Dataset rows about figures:

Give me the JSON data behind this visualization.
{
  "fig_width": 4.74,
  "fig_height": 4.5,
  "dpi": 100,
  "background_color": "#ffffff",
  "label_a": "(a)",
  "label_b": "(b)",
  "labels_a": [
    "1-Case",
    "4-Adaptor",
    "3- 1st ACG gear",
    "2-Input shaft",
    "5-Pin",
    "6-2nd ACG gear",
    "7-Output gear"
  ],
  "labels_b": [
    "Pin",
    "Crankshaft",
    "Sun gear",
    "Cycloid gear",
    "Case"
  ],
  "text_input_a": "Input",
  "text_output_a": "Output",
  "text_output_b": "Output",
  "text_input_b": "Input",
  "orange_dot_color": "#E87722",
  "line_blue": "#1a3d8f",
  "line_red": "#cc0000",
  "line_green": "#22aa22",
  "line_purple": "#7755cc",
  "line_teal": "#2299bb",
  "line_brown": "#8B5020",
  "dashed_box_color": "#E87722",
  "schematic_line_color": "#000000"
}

==

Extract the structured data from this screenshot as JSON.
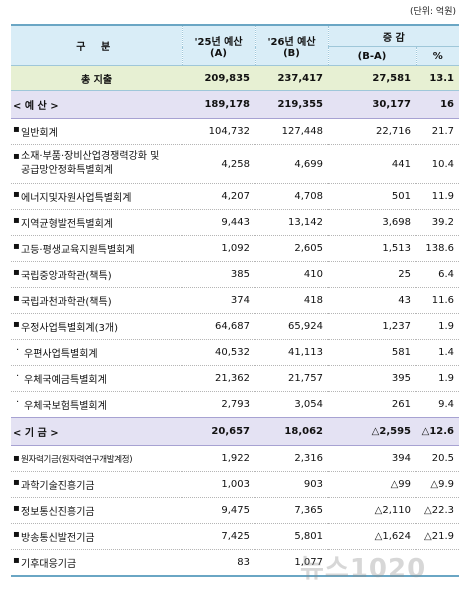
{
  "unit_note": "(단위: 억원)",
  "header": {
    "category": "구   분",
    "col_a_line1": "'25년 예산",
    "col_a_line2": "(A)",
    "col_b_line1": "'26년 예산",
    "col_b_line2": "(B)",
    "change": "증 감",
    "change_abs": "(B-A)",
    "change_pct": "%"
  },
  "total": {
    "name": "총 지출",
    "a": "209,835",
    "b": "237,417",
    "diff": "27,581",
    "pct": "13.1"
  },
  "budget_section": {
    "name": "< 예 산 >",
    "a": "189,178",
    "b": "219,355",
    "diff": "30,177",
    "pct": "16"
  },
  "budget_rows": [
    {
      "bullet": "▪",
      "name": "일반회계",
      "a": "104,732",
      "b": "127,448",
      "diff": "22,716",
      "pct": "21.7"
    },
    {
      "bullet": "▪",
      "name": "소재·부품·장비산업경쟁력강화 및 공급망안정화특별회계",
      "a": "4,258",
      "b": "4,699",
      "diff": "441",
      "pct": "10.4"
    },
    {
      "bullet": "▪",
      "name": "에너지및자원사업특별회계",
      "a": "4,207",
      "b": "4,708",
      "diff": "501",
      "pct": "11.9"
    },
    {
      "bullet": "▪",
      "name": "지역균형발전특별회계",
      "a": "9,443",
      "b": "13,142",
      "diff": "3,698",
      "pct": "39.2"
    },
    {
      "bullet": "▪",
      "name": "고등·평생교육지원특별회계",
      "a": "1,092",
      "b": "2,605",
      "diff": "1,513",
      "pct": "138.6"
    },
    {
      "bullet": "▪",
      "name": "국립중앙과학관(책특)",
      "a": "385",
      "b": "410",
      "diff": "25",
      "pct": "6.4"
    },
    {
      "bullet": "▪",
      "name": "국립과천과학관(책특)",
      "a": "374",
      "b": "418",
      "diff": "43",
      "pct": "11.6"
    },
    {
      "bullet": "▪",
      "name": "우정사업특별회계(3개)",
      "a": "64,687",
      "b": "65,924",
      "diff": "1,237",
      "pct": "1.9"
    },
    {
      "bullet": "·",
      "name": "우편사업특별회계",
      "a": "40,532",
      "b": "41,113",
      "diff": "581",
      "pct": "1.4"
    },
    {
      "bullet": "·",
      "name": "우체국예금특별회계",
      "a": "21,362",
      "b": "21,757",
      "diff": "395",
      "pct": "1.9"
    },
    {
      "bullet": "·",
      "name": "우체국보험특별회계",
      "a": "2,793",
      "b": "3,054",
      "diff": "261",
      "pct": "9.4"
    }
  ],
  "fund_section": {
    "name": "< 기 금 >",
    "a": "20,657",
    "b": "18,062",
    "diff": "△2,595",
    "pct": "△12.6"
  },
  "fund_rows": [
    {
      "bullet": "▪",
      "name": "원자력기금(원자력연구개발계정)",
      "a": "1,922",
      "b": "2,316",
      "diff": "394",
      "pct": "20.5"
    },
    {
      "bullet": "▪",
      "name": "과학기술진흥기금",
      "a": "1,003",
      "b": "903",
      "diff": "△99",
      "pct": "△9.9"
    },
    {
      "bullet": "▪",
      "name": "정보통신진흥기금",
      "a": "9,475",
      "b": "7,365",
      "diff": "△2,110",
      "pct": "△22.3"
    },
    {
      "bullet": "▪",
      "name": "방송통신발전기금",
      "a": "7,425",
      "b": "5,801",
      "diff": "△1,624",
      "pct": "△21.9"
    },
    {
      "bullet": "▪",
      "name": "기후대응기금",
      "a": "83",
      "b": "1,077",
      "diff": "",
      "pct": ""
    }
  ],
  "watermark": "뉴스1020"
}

Task to carry out => Make a tally of the lines in this data that include the string "Input", and answer with that tally alone.

Response to the task => 3